(Dataset records)
════════

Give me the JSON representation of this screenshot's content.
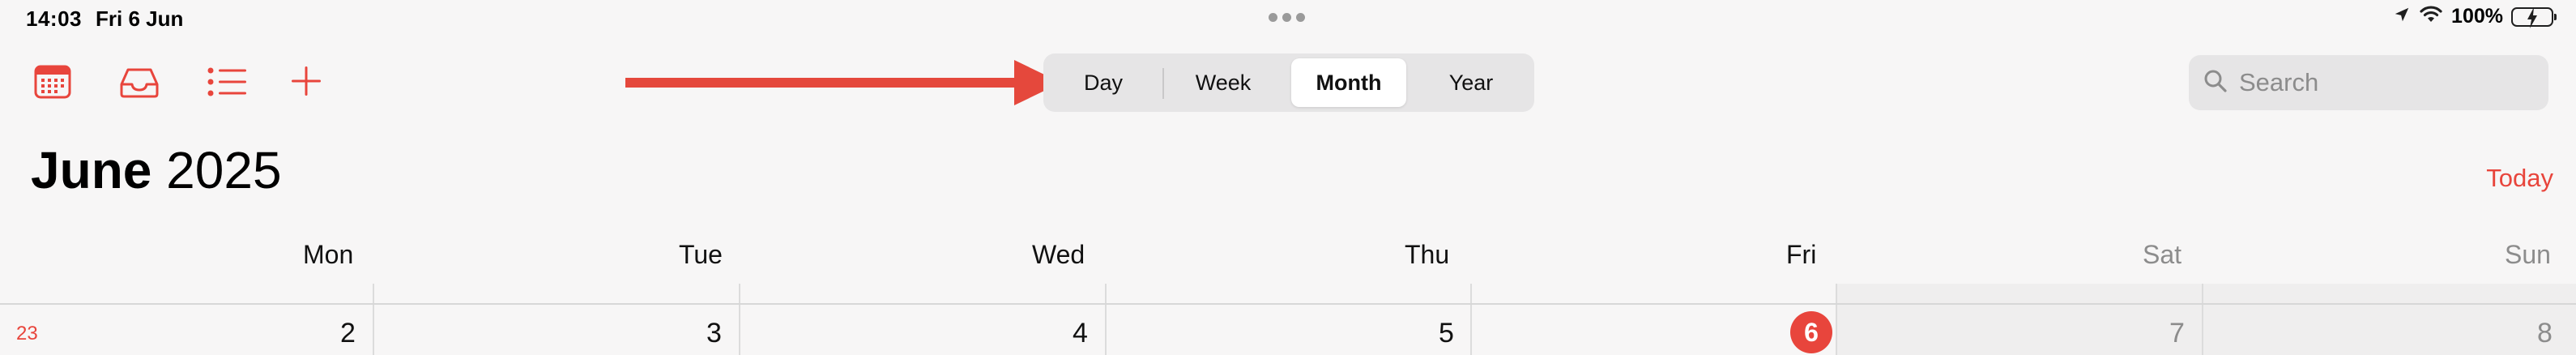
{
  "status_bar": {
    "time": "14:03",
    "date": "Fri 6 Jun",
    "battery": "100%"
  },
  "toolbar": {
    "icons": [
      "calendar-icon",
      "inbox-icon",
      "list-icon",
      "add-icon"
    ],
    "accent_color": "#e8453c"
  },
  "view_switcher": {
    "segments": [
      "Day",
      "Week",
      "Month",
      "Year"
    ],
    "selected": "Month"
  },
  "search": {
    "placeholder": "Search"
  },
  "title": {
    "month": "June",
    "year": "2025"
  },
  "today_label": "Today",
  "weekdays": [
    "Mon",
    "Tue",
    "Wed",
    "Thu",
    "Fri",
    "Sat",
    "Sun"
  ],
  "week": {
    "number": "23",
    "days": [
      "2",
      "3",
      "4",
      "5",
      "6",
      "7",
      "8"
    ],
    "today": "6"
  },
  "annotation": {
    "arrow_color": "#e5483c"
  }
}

════════

Exercise prompt ::
Reproduce the data word for word, excluding its pictures.

Complete response ::
Give me the JSON representation of this screenshot's content.
{
  "status_bar": {
    "time": "14:03",
    "date": "Fri 6 Jun",
    "battery": "100%"
  },
  "toolbar": {
    "icons": [
      "calendar-icon",
      "inbox-icon",
      "list-icon",
      "add-icon"
    ],
    "accent_color": "#e8453c"
  },
  "view_switcher": {
    "segments": [
      "Day",
      "Week",
      "Month",
      "Year"
    ],
    "selected": "Month"
  },
  "search": {
    "placeholder": "Search"
  },
  "title": {
    "month": "June",
    "year": "2025"
  },
  "today_label": "Today",
  "weekdays": [
    "Mon",
    "Tue",
    "Wed",
    "Thu",
    "Fri",
    "Sat",
    "Sun"
  ],
  "week": {
    "number": "23",
    "days": [
      "2",
      "3",
      "4",
      "5",
      "6",
      "7",
      "8"
    ],
    "today": "6"
  },
  "annotation": {
    "arrow_color": "#e5483c"
  }
}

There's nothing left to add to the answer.